> **TASK TO COMPLETE**: Please print every record below exactly as it appears.

━━━ EXTRACTED RECORDS

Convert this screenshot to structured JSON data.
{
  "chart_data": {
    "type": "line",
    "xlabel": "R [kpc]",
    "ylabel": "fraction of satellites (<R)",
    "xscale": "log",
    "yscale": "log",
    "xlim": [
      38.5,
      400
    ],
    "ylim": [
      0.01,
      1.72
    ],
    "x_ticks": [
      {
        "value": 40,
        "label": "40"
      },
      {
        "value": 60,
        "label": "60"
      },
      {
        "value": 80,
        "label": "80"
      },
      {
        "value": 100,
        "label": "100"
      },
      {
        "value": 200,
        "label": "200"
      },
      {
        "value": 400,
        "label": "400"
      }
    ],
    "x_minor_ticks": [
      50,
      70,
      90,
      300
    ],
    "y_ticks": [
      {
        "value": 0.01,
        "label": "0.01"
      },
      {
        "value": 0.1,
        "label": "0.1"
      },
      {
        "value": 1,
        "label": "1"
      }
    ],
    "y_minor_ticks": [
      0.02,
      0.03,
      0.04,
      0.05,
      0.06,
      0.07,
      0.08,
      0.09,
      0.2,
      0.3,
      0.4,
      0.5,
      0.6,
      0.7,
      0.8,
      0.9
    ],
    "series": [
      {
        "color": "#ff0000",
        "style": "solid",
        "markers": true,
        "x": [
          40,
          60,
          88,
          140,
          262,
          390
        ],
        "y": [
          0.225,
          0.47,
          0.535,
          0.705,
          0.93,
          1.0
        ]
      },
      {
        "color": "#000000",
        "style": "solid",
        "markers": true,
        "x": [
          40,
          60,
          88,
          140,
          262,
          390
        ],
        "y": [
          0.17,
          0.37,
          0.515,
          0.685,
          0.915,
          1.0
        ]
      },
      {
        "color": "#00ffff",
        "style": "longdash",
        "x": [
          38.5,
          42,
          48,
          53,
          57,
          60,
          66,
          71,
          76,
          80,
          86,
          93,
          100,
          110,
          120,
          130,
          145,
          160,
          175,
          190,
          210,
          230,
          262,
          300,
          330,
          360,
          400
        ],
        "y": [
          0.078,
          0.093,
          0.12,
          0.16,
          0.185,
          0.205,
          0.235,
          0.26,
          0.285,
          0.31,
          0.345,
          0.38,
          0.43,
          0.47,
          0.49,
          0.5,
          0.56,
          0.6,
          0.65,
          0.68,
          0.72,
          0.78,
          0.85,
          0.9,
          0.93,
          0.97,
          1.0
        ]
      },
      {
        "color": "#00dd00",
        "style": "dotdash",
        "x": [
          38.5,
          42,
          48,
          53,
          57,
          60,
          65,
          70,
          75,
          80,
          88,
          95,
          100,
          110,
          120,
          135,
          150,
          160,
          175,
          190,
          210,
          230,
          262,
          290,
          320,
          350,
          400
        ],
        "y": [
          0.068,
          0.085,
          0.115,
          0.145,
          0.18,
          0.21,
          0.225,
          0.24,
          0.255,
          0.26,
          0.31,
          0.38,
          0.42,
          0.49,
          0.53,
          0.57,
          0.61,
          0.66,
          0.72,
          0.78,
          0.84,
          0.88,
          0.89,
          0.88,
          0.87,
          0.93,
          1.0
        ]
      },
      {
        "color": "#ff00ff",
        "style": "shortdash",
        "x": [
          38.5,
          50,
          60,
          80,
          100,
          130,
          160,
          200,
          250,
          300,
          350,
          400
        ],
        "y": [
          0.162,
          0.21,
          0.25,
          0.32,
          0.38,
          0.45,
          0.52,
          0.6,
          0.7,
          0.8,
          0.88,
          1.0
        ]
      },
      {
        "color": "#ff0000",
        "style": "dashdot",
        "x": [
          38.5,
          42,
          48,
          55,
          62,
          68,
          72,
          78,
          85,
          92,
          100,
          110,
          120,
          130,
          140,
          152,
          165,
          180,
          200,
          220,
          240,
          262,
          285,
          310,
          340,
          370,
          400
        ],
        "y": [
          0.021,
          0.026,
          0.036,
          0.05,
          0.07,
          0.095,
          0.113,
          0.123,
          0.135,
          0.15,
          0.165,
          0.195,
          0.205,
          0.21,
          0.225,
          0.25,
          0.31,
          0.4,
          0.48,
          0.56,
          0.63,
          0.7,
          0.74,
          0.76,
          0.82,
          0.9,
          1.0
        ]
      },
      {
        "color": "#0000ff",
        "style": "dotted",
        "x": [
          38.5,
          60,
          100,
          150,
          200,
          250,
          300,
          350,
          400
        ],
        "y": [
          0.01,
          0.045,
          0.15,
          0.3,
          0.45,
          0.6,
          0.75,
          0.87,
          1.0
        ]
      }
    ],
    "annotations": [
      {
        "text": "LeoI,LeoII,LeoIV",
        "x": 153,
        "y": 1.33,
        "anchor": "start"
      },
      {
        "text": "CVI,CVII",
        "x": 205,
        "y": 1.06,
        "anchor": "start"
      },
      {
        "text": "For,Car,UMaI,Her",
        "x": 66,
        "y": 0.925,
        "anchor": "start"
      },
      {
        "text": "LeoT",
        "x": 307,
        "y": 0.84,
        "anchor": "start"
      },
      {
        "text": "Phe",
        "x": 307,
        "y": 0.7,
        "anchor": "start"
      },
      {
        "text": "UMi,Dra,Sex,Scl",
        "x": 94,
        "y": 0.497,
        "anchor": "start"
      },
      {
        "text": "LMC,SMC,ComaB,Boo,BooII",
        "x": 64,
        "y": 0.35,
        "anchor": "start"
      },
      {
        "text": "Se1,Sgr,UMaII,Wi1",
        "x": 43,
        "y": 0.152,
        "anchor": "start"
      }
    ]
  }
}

━━━━━━

> **RIGHT ANSWER**:
Convert this screenshot to structured JSON data.
{
  "chart_data": {
    "type": "line",
    "xlabel": "R [kpc]",
    "ylabel": "fraction of satellites (<R)",
    "xscale": "log",
    "yscale": "log",
    "xlim": [
      38.5,
      400
    ],
    "ylim": [
      0.01,
      1.72
    ],
    "x_ticks": [
      {
        "value": 40,
        "label": "40"
      },
      {
        "value": 60,
        "label": "60"
      },
      {
        "value": 80,
        "label": "80"
      },
      {
        "value": 100,
        "label": "100"
      },
      {
        "value": 200,
        "label": "200"
      },
      {
        "value": 400,
        "label": "400"
      }
    ],
    "x_minor_ticks": [
      50,
      70,
      90,
      300
    ],
    "y_ticks": [
      {
        "value": 0.01,
        "label": "0.01"
      },
      {
        "value": 0.1,
        "label": "0.1"
      },
      {
        "value": 1,
        "label": "1"
      }
    ],
    "y_minor_ticks": [
      0.02,
      0.03,
      0.04,
      0.05,
      0.06,
      0.07,
      0.08,
      0.09,
      0.2,
      0.3,
      0.4,
      0.5,
      0.6,
      0.7,
      0.8,
      0.9
    ],
    "series": [
      {
        "color": "#ff0000",
        "style": "solid",
        "markers": true,
        "x": [
          40,
          60,
          88,
          140,
          262,
          390
        ],
        "y": [
          0.225,
          0.47,
          0.535,
          0.705,
          0.93,
          1.0
        ]
      },
      {
        "color": "#000000",
        "style": "solid",
        "markers": true,
        "x": [
          40,
          60,
          88,
          140,
          262,
          390
        ],
        "y": [
          0.17,
          0.37,
          0.515,
          0.685,
          0.915,
          1.0
        ]
      },
      {
        "color": "#00ffff",
        "style": "longdash",
        "x": [
          38.5,
          42,
          48,
          53,
          57,
          60,
          66,
          71,
          76,
          80,
          86,
          93,
          100,
          110,
          120,
          130,
          145,
          160,
          175,
          190,
          210,
          230,
          262,
          300,
          330,
          360,
          400
        ],
        "y": [
          0.078,
          0.093,
          0.12,
          0.16,
          0.185,
          0.205,
          0.235,
          0.26,
          0.285,
          0.31,
          0.345,
          0.38,
          0.43,
          0.47,
          0.49,
          0.5,
          0.56,
          0.6,
          0.65,
          0.68,
          0.72,
          0.78,
          0.85,
          0.9,
          0.93,
          0.97,
          1.0
        ]
      },
      {
        "color": "#00dd00",
        "style": "dotdash",
        "x": [
          38.5,
          42,
          48,
          53,
          57,
          60,
          65,
          70,
          75,
          80,
          88,
          95,
          100,
          110,
          120,
          135,
          150,
          160,
          175,
          190,
          210,
          230,
          262,
          290,
          320,
          350,
          400
        ],
        "y": [
          0.068,
          0.085,
          0.115,
          0.145,
          0.18,
          0.21,
          0.225,
          0.24,
          0.255,
          0.26,
          0.31,
          0.38,
          0.42,
          0.49,
          0.53,
          0.57,
          0.61,
          0.66,
          0.72,
          0.78,
          0.84,
          0.88,
          0.89,
          0.88,
          0.87,
          0.93,
          1.0
        ]
      },
      {
        "color": "#ff00ff",
        "style": "shortdash",
        "x": [
          38.5,
          50,
          60,
          80,
          100,
          130,
          160,
          200,
          250,
          300,
          350,
          400
        ],
        "y": [
          0.162,
          0.21,
          0.25,
          0.32,
          0.38,
          0.45,
          0.52,
          0.6,
          0.7,
          0.8,
          0.88,
          1.0
        ]
      },
      {
        "color": "#ff0000",
        "style": "dashdot",
        "x": [
          38.5,
          42,
          48,
          55,
          62,
          68,
          72,
          78,
          85,
          92,
          100,
          110,
          120,
          130,
          140,
          152,
          165,
          180,
          200,
          220,
          240,
          262,
          285,
          310,
          340,
          370,
          400
        ],
        "y": [
          0.021,
          0.026,
          0.036,
          0.05,
          0.07,
          0.095,
          0.113,
          0.123,
          0.135,
          0.15,
          0.165,
          0.195,
          0.205,
          0.21,
          0.225,
          0.25,
          0.31,
          0.4,
          0.48,
          0.56,
          0.63,
          0.7,
          0.74,
          0.76,
          0.82,
          0.9,
          1.0
        ]
      },
      {
        "color": "#0000ff",
        "style": "dotted",
        "x": [
          38.5,
          60,
          100,
          150,
          200,
          250,
          300,
          350,
          400
        ],
        "y": [
          0.01,
          0.045,
          0.15,
          0.3,
          0.45,
          0.6,
          0.75,
          0.87,
          1.0
        ]
      }
    ],
    "annotations": [
      {
        "text": "LeoI,LeoII,LeoIV",
        "x": 153,
        "y": 1.33,
        "anchor": "start"
      },
      {
        "text": "CVI,CVII",
        "x": 205,
        "y": 1.06,
        "anchor": "start"
      },
      {
        "text": "For,Car,UMaI,Her",
        "x": 66,
        "y": 0.925,
        "anchor": "start"
      },
      {
        "text": "LeoT",
        "x": 307,
        "y": 0.84,
        "anchor": "start"
      },
      {
        "text": "Phe",
        "x": 307,
        "y": 0.7,
        "anchor": "start"
      },
      {
        "text": "UMi,Dra,Sex,Scl",
        "x": 94,
        "y": 0.497,
        "anchor": "start"
      },
      {
        "text": "LMC,SMC,ComaB,Boo,BooII",
        "x": 64,
        "y": 0.35,
        "anchor": "start"
      },
      {
        "text": "Se1,Sgr,UMaII,Wi1",
        "x": 43,
        "y": 0.152,
        "anchor": "start"
      }
    ]
  }
}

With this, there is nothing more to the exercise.